# What is required:
Identify the lines that contain the word "Belize", then copy them.

***

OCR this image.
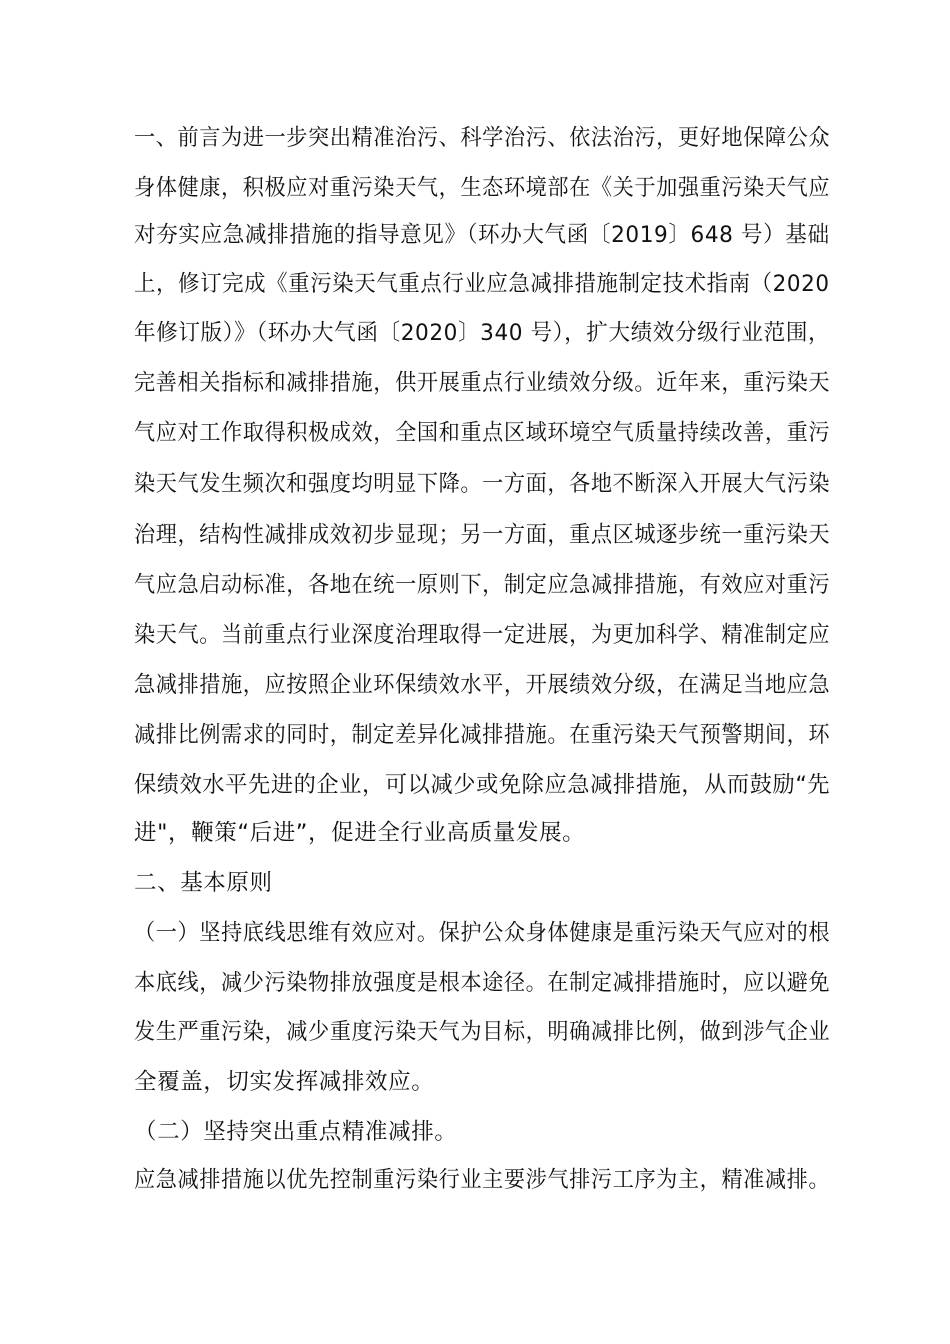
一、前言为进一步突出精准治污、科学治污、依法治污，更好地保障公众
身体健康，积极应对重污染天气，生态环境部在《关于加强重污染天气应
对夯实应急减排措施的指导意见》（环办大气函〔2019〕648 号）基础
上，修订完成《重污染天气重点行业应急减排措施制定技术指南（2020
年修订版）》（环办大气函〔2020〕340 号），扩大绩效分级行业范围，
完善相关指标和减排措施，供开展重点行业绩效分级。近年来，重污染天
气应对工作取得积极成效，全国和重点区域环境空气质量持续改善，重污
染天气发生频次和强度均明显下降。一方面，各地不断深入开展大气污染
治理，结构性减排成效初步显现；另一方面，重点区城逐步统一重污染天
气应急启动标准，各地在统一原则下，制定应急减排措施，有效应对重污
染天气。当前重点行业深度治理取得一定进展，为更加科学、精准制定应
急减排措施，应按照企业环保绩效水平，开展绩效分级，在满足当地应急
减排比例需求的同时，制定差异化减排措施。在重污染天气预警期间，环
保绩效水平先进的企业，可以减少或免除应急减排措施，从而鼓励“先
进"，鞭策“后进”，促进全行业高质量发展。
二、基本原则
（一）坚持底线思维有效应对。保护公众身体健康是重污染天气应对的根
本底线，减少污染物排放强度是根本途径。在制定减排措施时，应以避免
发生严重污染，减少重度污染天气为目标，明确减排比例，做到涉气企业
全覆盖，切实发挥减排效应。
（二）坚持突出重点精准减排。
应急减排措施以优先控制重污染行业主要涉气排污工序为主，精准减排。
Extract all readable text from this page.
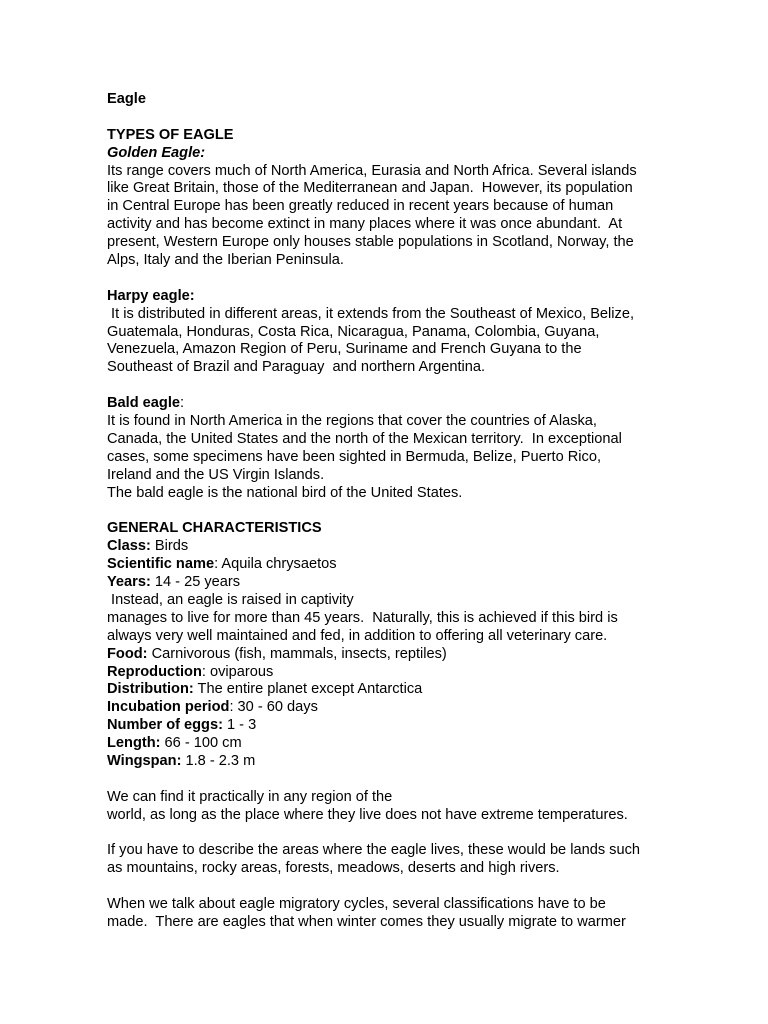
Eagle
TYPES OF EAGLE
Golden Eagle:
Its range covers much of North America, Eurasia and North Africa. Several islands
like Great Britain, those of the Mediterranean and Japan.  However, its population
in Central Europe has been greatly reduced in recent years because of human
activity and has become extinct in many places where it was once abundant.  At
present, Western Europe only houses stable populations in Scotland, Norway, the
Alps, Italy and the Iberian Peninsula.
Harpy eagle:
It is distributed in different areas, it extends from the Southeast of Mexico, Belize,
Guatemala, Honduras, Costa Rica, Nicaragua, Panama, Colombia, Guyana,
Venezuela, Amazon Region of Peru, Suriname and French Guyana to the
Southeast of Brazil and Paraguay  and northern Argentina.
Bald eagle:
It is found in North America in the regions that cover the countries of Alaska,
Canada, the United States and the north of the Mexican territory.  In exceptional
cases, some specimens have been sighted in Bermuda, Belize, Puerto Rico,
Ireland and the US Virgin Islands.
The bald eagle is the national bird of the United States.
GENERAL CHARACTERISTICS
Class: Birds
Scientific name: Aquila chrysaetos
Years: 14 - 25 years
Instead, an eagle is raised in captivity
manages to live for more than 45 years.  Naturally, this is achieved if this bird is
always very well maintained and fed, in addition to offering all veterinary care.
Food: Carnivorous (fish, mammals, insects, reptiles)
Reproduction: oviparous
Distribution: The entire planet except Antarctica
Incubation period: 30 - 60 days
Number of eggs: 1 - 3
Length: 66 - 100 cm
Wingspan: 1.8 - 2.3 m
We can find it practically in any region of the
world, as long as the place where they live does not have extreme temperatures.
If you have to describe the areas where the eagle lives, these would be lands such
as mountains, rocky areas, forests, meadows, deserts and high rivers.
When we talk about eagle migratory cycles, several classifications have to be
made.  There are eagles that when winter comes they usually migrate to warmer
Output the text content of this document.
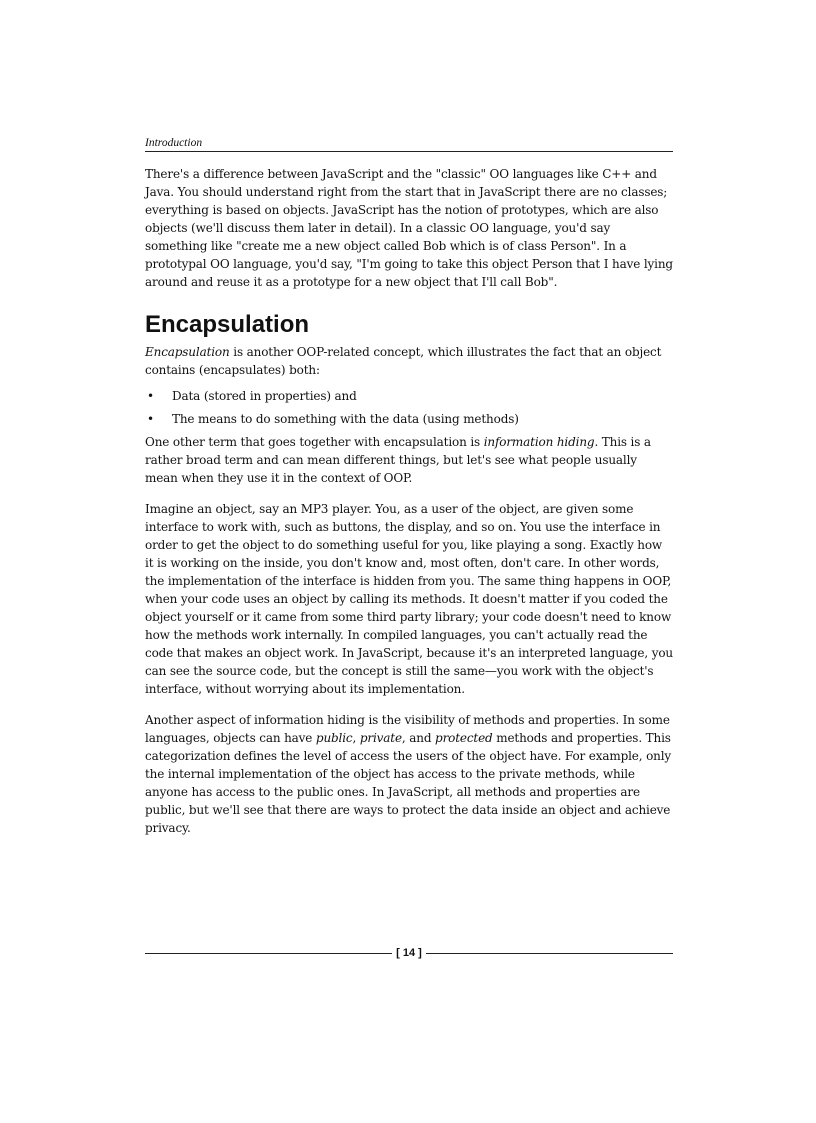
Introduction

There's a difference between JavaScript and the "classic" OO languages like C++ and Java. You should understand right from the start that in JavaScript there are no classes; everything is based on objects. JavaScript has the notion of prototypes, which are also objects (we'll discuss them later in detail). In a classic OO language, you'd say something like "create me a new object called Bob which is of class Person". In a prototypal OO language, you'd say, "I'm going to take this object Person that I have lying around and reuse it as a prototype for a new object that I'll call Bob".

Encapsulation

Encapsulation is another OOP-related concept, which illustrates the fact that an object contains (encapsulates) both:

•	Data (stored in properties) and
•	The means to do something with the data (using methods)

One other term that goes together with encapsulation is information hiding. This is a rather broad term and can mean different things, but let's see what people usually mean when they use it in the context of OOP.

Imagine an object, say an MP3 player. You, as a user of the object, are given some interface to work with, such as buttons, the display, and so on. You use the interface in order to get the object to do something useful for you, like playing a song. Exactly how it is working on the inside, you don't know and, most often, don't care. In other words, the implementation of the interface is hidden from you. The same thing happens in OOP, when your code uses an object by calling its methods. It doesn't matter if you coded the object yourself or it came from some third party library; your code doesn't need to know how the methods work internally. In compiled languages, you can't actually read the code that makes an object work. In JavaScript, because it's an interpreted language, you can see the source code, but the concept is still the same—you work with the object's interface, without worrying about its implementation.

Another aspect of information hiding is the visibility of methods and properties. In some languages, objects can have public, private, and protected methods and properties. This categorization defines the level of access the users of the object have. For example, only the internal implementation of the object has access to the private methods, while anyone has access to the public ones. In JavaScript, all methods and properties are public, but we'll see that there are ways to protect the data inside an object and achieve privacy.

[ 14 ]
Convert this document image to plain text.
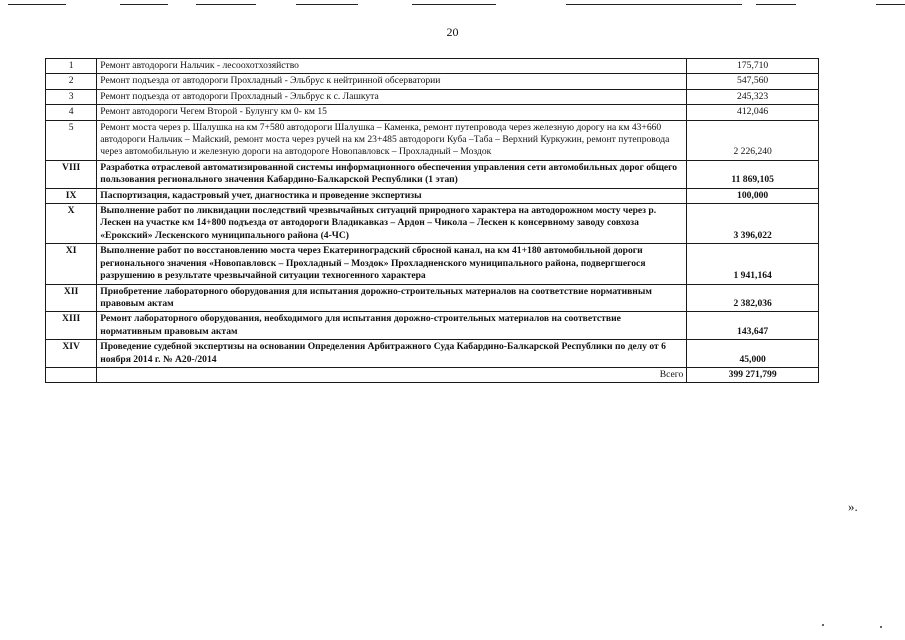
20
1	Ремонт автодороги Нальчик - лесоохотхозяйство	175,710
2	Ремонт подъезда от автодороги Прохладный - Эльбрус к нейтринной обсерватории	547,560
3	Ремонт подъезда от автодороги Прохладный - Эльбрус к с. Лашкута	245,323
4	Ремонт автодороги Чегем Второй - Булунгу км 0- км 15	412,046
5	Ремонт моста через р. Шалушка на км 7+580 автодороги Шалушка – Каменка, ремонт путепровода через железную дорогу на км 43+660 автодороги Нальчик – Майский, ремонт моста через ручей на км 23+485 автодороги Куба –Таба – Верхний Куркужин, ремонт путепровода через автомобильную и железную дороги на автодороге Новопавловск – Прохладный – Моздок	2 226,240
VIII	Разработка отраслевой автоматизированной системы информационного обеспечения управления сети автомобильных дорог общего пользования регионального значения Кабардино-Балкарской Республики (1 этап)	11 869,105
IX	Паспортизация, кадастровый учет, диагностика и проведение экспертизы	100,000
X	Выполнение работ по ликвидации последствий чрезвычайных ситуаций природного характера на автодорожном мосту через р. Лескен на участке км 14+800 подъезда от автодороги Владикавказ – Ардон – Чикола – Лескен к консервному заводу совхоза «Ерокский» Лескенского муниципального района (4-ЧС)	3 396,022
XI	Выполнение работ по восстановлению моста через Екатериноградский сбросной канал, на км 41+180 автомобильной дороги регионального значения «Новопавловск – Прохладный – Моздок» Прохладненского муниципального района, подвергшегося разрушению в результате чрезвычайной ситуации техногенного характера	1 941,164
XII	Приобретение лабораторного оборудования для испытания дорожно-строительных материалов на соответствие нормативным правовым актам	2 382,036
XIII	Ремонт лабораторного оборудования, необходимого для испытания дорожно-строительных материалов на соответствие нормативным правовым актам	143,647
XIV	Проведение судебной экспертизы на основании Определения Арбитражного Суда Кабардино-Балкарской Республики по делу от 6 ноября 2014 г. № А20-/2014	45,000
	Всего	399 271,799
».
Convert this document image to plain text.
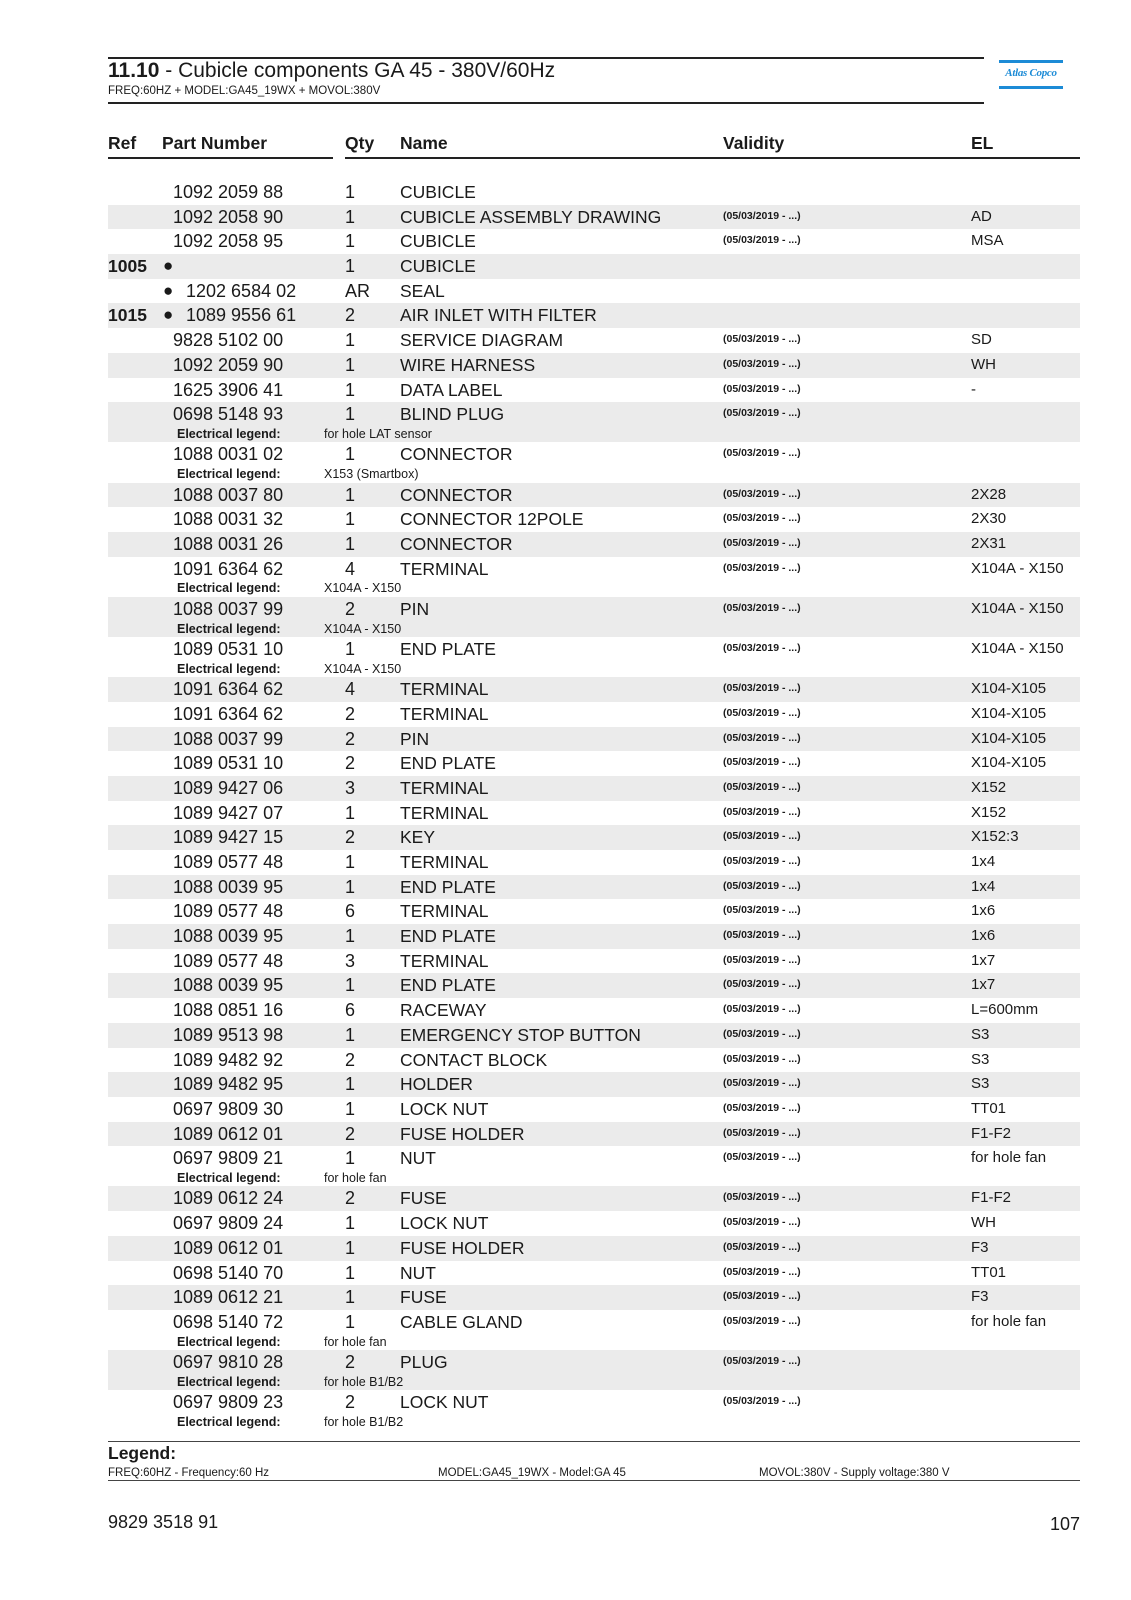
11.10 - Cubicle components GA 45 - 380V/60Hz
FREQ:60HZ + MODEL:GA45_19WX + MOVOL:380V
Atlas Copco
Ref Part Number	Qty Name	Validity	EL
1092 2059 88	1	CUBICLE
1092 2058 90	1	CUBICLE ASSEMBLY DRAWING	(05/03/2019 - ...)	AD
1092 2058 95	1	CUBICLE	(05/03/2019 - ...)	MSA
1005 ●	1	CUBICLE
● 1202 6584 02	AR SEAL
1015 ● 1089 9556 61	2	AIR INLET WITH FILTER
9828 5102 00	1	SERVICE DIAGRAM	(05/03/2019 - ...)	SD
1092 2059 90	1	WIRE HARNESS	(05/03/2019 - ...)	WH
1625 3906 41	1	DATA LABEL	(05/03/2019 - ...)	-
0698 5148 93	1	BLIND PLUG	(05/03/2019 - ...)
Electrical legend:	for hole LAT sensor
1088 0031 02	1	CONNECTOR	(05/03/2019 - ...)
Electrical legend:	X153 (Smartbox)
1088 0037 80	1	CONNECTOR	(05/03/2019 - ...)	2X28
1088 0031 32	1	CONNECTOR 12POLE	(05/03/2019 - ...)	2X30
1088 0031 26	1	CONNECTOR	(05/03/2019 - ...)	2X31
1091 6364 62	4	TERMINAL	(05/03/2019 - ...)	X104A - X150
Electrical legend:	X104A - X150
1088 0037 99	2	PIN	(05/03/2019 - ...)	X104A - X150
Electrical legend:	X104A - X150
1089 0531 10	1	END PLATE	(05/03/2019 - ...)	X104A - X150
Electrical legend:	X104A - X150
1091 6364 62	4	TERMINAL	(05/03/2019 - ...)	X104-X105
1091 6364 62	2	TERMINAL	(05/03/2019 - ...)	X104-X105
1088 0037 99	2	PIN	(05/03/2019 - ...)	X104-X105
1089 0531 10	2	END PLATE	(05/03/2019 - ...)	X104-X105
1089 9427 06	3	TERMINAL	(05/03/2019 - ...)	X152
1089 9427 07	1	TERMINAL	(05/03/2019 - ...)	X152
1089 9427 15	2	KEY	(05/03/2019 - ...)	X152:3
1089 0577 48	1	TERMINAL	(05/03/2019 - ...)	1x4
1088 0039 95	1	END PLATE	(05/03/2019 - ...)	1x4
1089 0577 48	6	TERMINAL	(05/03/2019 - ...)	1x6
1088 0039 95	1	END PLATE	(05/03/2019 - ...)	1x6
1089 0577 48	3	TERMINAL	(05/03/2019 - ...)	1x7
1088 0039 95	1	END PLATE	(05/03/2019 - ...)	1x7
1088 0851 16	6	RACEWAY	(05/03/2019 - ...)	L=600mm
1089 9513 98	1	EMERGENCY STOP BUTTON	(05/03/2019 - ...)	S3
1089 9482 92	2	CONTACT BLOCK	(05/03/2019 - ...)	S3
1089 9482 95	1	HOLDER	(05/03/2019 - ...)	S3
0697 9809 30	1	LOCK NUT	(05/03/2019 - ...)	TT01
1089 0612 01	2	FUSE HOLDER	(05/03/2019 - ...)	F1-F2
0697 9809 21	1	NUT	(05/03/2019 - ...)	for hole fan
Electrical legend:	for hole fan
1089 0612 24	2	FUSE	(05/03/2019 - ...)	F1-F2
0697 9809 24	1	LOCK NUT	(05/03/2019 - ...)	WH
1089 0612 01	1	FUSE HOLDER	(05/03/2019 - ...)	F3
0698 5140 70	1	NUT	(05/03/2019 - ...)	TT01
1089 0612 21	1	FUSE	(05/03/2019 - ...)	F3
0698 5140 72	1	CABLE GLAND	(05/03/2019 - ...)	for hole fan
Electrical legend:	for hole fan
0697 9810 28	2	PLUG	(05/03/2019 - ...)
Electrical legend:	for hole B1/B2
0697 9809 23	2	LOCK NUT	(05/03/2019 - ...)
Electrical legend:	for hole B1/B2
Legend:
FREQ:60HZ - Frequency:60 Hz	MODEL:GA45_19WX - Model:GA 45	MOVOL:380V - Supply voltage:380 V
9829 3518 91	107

***

# Complete output:
It is distributed in different areas, it extends from the Southeast of Mexico, Belize,
cases, some specimens have been sighted in Bermuda, Belize, Puerto Rico,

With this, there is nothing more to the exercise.